[Rows from a dataset]

↓↓↓

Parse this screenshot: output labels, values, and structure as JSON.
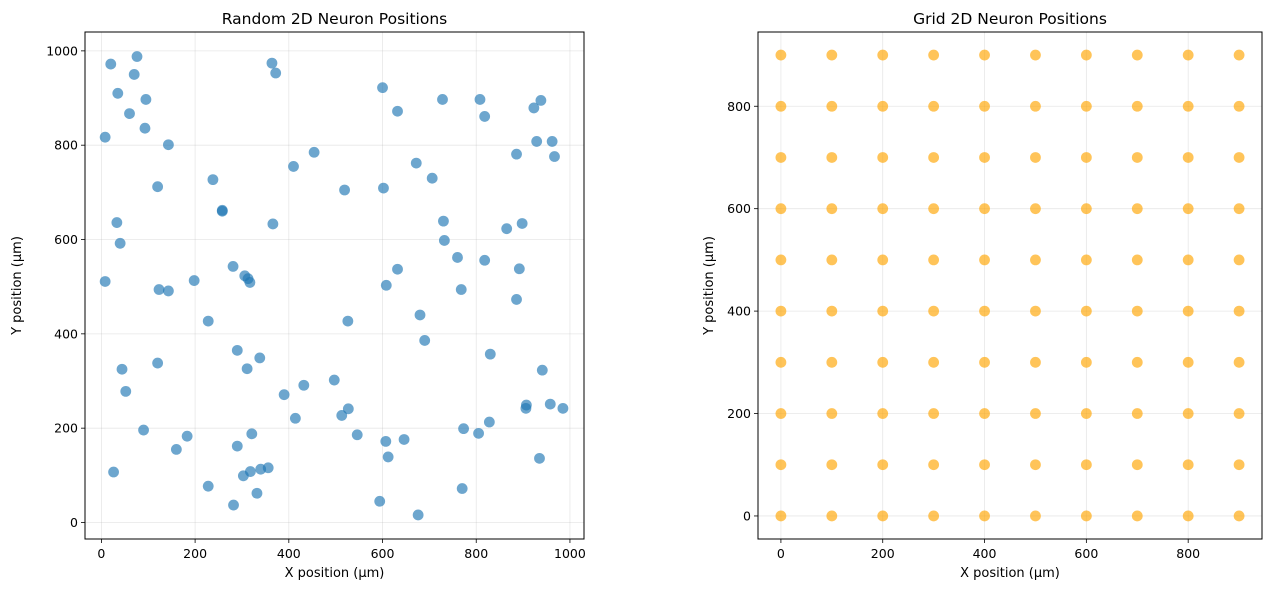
{
  "chart_data": [
    {
      "type": "scatter",
      "title": "Random 2D Neuron Positions",
      "xlabel": "X position (µm)",
      "ylabel": "Y position (µm)",
      "xlim": [
        -35,
        1030
      ],
      "ylim": [
        -35,
        1040
      ],
      "xticks": [
        0,
        200,
        400,
        600,
        800,
        1000
      ],
      "yticks": [
        0,
        200,
        400,
        600,
        800,
        1000
      ],
      "grid": true,
      "color": "#1f77b4",
      "points": [
        [
          20,
          972
        ],
        [
          76,
          988
        ],
        [
          35,
          910
        ],
        [
          70,
          950
        ],
        [
          95,
          897
        ],
        [
          60,
          867
        ],
        [
          93,
          836
        ],
        [
          8,
          817
        ],
        [
          143,
          801
        ],
        [
          120,
          712
        ],
        [
          238,
          727
        ],
        [
          258,
          660
        ],
        [
          258,
          662
        ],
        [
          33,
          636
        ],
        [
          40,
          592
        ],
        [
          8,
          511
        ],
        [
          123,
          494
        ],
        [
          143,
          491
        ],
        [
          198,
          513
        ],
        [
          228,
          427
        ],
        [
          281,
          543
        ],
        [
          306,
          523
        ],
        [
          313,
          517
        ],
        [
          317,
          509
        ],
        [
          364,
          974
        ],
        [
          372,
          953
        ],
        [
          410,
          755
        ],
        [
          454,
          785
        ],
        [
          366,
          633
        ],
        [
          519,
          705
        ],
        [
          600,
          922
        ],
        [
          632,
          872
        ],
        [
          602,
          709
        ],
        [
          672,
          762
        ],
        [
          706,
          730
        ],
        [
          728,
          897
        ],
        [
          808,
          897
        ],
        [
          818,
          861
        ],
        [
          730,
          639
        ],
        [
          732,
          598
        ],
        [
          760,
          562
        ],
        [
          768,
          494
        ],
        [
          818,
          556
        ],
        [
          865,
          623
        ],
        [
          886,
          781
        ],
        [
          898,
          634
        ],
        [
          923,
          879
        ],
        [
          938,
          895
        ],
        [
          929,
          808
        ],
        [
          962,
          808
        ],
        [
          967,
          776
        ],
        [
          892,
          538
        ],
        [
          886,
          473
        ],
        [
          526,
          427
        ],
        [
          608,
          503
        ],
        [
          632,
          537
        ],
        [
          680,
          440
        ],
        [
          690,
          386
        ],
        [
          44,
          325
        ],
        [
          52,
          278
        ],
        [
          120,
          338
        ],
        [
          90,
          196
        ],
        [
          160,
          155
        ],
        [
          183,
          183
        ],
        [
          26,
          107
        ],
        [
          228,
          77
        ],
        [
          282,
          37
        ],
        [
          290,
          365
        ],
        [
          311,
          326
        ],
        [
          338,
          349
        ],
        [
          390,
          271
        ],
        [
          432,
          291
        ],
        [
          414,
          221
        ],
        [
          497,
          302
        ],
        [
          513,
          227
        ],
        [
          527,
          241
        ],
        [
          546,
          186
        ],
        [
          321,
          188
        ],
        [
          290,
          162
        ],
        [
          303,
          99
        ],
        [
          318,
          108
        ],
        [
          340,
          113
        ],
        [
          356,
          116
        ],
        [
          332,
          62
        ],
        [
          594,
          45
        ],
        [
          607,
          172
        ],
        [
          612,
          139
        ],
        [
          646,
          176
        ],
        [
          676,
          16
        ],
        [
          770,
          72
        ],
        [
          773,
          199
        ],
        [
          805,
          189
        ],
        [
          828,
          213
        ],
        [
          830,
          357
        ],
        [
          907,
          249
        ],
        [
          906,
          242
        ],
        [
          941,
          323
        ],
        [
          958,
          251
        ],
        [
          985,
          242
        ],
        [
          935,
          136
        ]
      ]
    },
    {
      "type": "scatter",
      "title": "Grid 2D Neuron Positions",
      "xlabel": "X position (µm)",
      "ylabel": "Y position (µm)",
      "xlim": [
        -45,
        945
      ],
      "ylim": [
        -45,
        945
      ],
      "xticks": [
        0,
        200,
        400,
        600,
        800
      ],
      "yticks": [
        0,
        200,
        400,
        600,
        800
      ],
      "grid": true,
      "color": "#ffa500",
      "grid_x": [
        0,
        100,
        200,
        300,
        400,
        500,
        600,
        700,
        800,
        900
      ],
      "grid_y": [
        0,
        100,
        200,
        300,
        400,
        500,
        600,
        700,
        800,
        900
      ]
    }
  ]
}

↑↑↑

THE PROBLEM => In the entries above, find every line with the word "title" and list it.

THE COMPLETED TASK =>
      "title": "Random 2D Neuron Positions",
      "title": "Grid 2D Neuron Positions",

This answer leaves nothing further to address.